* Entries with figure data

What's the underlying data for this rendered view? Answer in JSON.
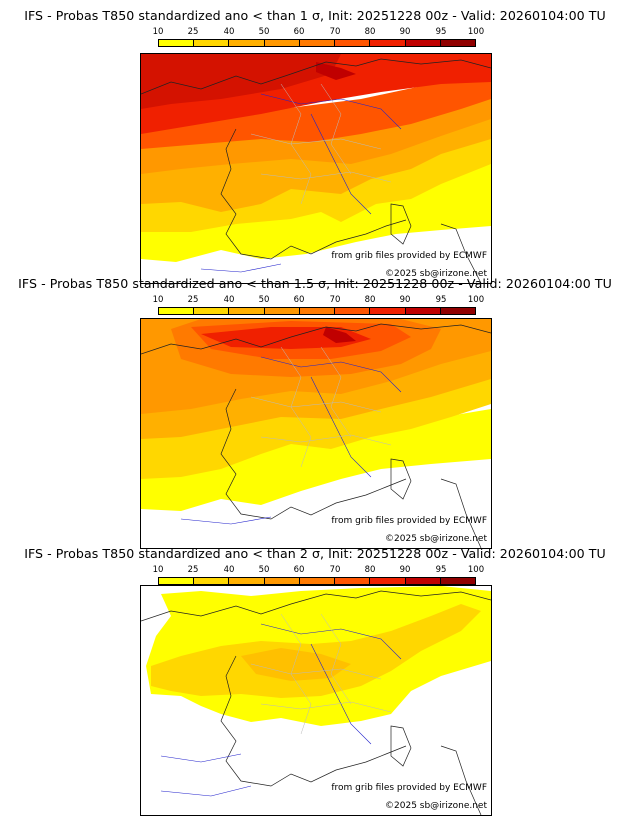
{
  "colorbar": {
    "ticks": [
      "10",
      "25",
      "40",
      "50",
      "60",
      "70",
      "80",
      "90",
      "95",
      "100"
    ],
    "colors": [
      "#ffff00",
      "#ffd700",
      "#ffb000",
      "#ff9800",
      "#ff7a00",
      "#ff5500",
      "#f02000",
      "#c00000",
      "#900000",
      "#600000"
    ]
  },
  "panels": [
    {
      "title": "IFS - Probas T850  standardized ano < than 1 σ, Init: 20251228 00z - Valid: 20260104:00 TU",
      "credit_source": "from grib files provided by ECMWF",
      "credit_copyright": "©2025 sb@irizone.net",
      "dominant_probability_pct": 80
    },
    {
      "title": "IFS - Probas T850  standardized ano < than 1.5 σ, Init: 20251228 00z - Valid: 20260104:00 TU",
      "credit_source": "from grib files provided by ECMWF",
      "credit_copyright": "©2025 sb@irizone.net",
      "dominant_probability_pct": 70
    },
    {
      "title": "IFS - Probas T850  standardized ano < than 2 σ, Init: 20251228 00z - Valid: 20260104:00 TU",
      "credit_source": "from grib files provided by ECMWF",
      "credit_copyright": "©2025 sb@irizone.net",
      "dominant_probability_pct": 25
    }
  ]
}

* Written instruction
Pick out every line holding the string "Valid" and return it.

* Result below
      "title": "IFS - Probas T850  standardized ano < than 1 σ, Init: 20251228 00z - Valid: 20260104:00 TU",
      "title": "IFS - Probas T850  standardized ano < than 1.5 σ, Init: 20251228 00z - Valid: 20260104:00 TU",
      "title": "IFS - Probas T850  standardized ano < than 2 σ, Init: 20251228 00z - Valid: 20260104:00 TU",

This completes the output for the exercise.